What the task requires:
Once the pictures are set aside, transcribe the remaining data exactly.

* * * * * * *

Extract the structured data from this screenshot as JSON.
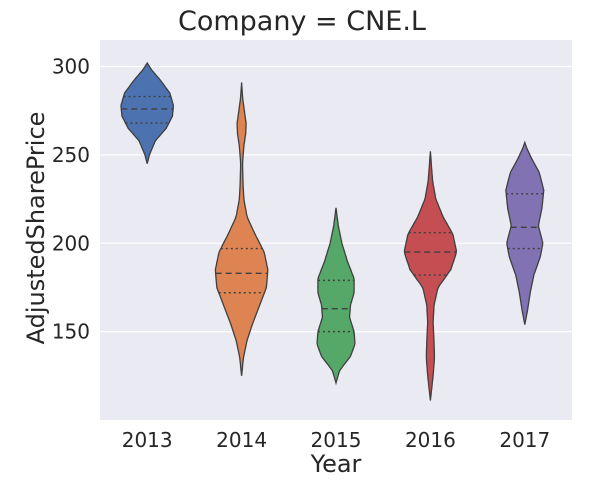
{
  "chart_data": {
    "type": "violin",
    "title": "Company = CNE.L",
    "xlabel": "Year",
    "ylabel": "AdjustedSharePrice",
    "categories": [
      "2013",
      "2014",
      "2015",
      "2016",
      "2017"
    ],
    "ylim": [
      100,
      315
    ],
    "yticks": [
      150,
      200,
      250,
      300
    ],
    "grid": true,
    "background": "#EAEAF2",
    "colors": [
      "#4C72B0",
      "#DD8452",
      "#55A868",
      "#C44E52",
      "#8172B3"
    ],
    "violins": [
      {
        "category": "2013",
        "quartiles": [
          268,
          276,
          283
        ],
        "profile": [
          [
            245,
            0.0
          ],
          [
            250,
            0.05
          ],
          [
            258,
            0.18
          ],
          [
            265,
            0.42
          ],
          [
            272,
            0.56
          ],
          [
            278,
            0.58
          ],
          [
            285,
            0.5
          ],
          [
            292,
            0.3
          ],
          [
            298,
            0.1
          ],
          [
            302,
            0.0
          ]
        ]
      },
      {
        "category": "2014",
        "quartiles": [
          172,
          183,
          197
        ],
        "profile": [
          [
            125,
            0.0
          ],
          [
            135,
            0.04
          ],
          [
            145,
            0.12
          ],
          [
            155,
            0.25
          ],
          [
            165,
            0.4
          ],
          [
            175,
            0.55
          ],
          [
            185,
            0.58
          ],
          [
            195,
            0.5
          ],
          [
            205,
            0.3
          ],
          [
            215,
            0.12
          ],
          [
            225,
            0.05
          ],
          [
            235,
            0.03
          ],
          [
            245,
            0.02
          ],
          [
            255,
            0.05
          ],
          [
            262,
            0.09
          ],
          [
            268,
            0.1
          ],
          [
            275,
            0.06
          ],
          [
            283,
            0.02
          ],
          [
            291,
            0.0
          ]
        ]
      },
      {
        "category": "2015",
        "quartiles": [
          150,
          163,
          179
        ],
        "profile": [
          [
            121,
            0.0
          ],
          [
            128,
            0.08
          ],
          [
            136,
            0.32
          ],
          [
            143,
            0.42
          ],
          [
            150,
            0.4
          ],
          [
            158,
            0.3
          ],
          [
            165,
            0.32
          ],
          [
            172,
            0.4
          ],
          [
            180,
            0.4
          ],
          [
            190,
            0.25
          ],
          [
            200,
            0.13
          ],
          [
            210,
            0.05
          ],
          [
            220,
            0.0
          ]
        ]
      },
      {
        "category": "2016",
        "quartiles": [
          182,
          195,
          206
        ],
        "profile": [
          [
            111,
            0.0
          ],
          [
            118,
            0.03
          ],
          [
            125,
            0.06
          ],
          [
            135,
            0.09
          ],
          [
            145,
            0.08
          ],
          [
            155,
            0.06
          ],
          [
            165,
            0.08
          ],
          [
            175,
            0.17
          ],
          [
            185,
            0.45
          ],
          [
            195,
            0.58
          ],
          [
            205,
            0.5
          ],
          [
            215,
            0.28
          ],
          [
            225,
            0.12
          ],
          [
            235,
            0.05
          ],
          [
            245,
            0.02
          ],
          [
            252,
            0.0
          ]
        ]
      },
      {
        "category": "2017",
        "quartiles": [
          197,
          209,
          228
        ],
        "profile": [
          [
            154,
            0.0
          ],
          [
            162,
            0.06
          ],
          [
            172,
            0.12
          ],
          [
            182,
            0.2
          ],
          [
            192,
            0.34
          ],
          [
            200,
            0.4
          ],
          [
            210,
            0.3
          ],
          [
            220,
            0.38
          ],
          [
            230,
            0.42
          ],
          [
            240,
            0.32
          ],
          [
            248,
            0.15
          ],
          [
            254,
            0.04
          ],
          [
            257,
            0.0
          ]
        ]
      }
    ]
  }
}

* * * * * * *

Reply to the exercise:
Extract the structured data from this screenshot as JSON.
{
  "chart_data": {
    "type": "violin",
    "title": "Company = CNE.L",
    "xlabel": "Year",
    "ylabel": "AdjustedSharePrice",
    "categories": [
      "2013",
      "2014",
      "2015",
      "2016",
      "2017"
    ],
    "ylim": [
      100,
      315
    ],
    "yticks": [
      150,
      200,
      250,
      300
    ],
    "grid": true,
    "background": "#EAEAF2",
    "colors": [
      "#4C72B0",
      "#DD8452",
      "#55A868",
      "#C44E52",
      "#8172B3"
    ],
    "violins": [
      {
        "category": "2013",
        "quartiles": [
          268,
          276,
          283
        ],
        "profile": [
          [
            245,
            0.0
          ],
          [
            250,
            0.05
          ],
          [
            258,
            0.18
          ],
          [
            265,
            0.42
          ],
          [
            272,
            0.56
          ],
          [
            278,
            0.58
          ],
          [
            285,
            0.5
          ],
          [
            292,
            0.3
          ],
          [
            298,
            0.1
          ],
          [
            302,
            0.0
          ]
        ]
      },
      {
        "category": "2014",
        "quartiles": [
          172,
          183,
          197
        ],
        "profile": [
          [
            125,
            0.0
          ],
          [
            135,
            0.04
          ],
          [
            145,
            0.12
          ],
          [
            155,
            0.25
          ],
          [
            165,
            0.4
          ],
          [
            175,
            0.55
          ],
          [
            185,
            0.58
          ],
          [
            195,
            0.5
          ],
          [
            205,
            0.3
          ],
          [
            215,
            0.12
          ],
          [
            225,
            0.05
          ],
          [
            235,
            0.03
          ],
          [
            245,
            0.02
          ],
          [
            255,
            0.05
          ],
          [
            262,
            0.09
          ],
          [
            268,
            0.1
          ],
          [
            275,
            0.06
          ],
          [
            283,
            0.02
          ],
          [
            291,
            0.0
          ]
        ]
      },
      {
        "category": "2015",
        "quartiles": [
          150,
          163,
          179
        ],
        "profile": [
          [
            121,
            0.0
          ],
          [
            128,
            0.08
          ],
          [
            136,
            0.32
          ],
          [
            143,
            0.42
          ],
          [
            150,
            0.4
          ],
          [
            158,
            0.3
          ],
          [
            165,
            0.32
          ],
          [
            172,
            0.4
          ],
          [
            180,
            0.4
          ],
          [
            190,
            0.25
          ],
          [
            200,
            0.13
          ],
          [
            210,
            0.05
          ],
          [
            220,
            0.0
          ]
        ]
      },
      {
        "category": "2016",
        "quartiles": [
          182,
          195,
          206
        ],
        "profile": [
          [
            111,
            0.0
          ],
          [
            118,
            0.03
          ],
          [
            125,
            0.06
          ],
          [
            135,
            0.09
          ],
          [
            145,
            0.08
          ],
          [
            155,
            0.06
          ],
          [
            165,
            0.08
          ],
          [
            175,
            0.17
          ],
          [
            185,
            0.45
          ],
          [
            195,
            0.58
          ],
          [
            205,
            0.5
          ],
          [
            215,
            0.28
          ],
          [
            225,
            0.12
          ],
          [
            235,
            0.05
          ],
          [
            245,
            0.02
          ],
          [
            252,
            0.0
          ]
        ]
      },
      {
        "category": "2017",
        "quartiles": [
          197,
          209,
          228
        ],
        "profile": [
          [
            154,
            0.0
          ],
          [
            162,
            0.06
          ],
          [
            172,
            0.12
          ],
          [
            182,
            0.2
          ],
          [
            192,
            0.34
          ],
          [
            200,
            0.4
          ],
          [
            210,
            0.3
          ],
          [
            220,
            0.38
          ],
          [
            230,
            0.42
          ],
          [
            240,
            0.32
          ],
          [
            248,
            0.15
          ],
          [
            254,
            0.04
          ],
          [
            257,
            0.0
          ]
        ]
      }
    ]
  }
}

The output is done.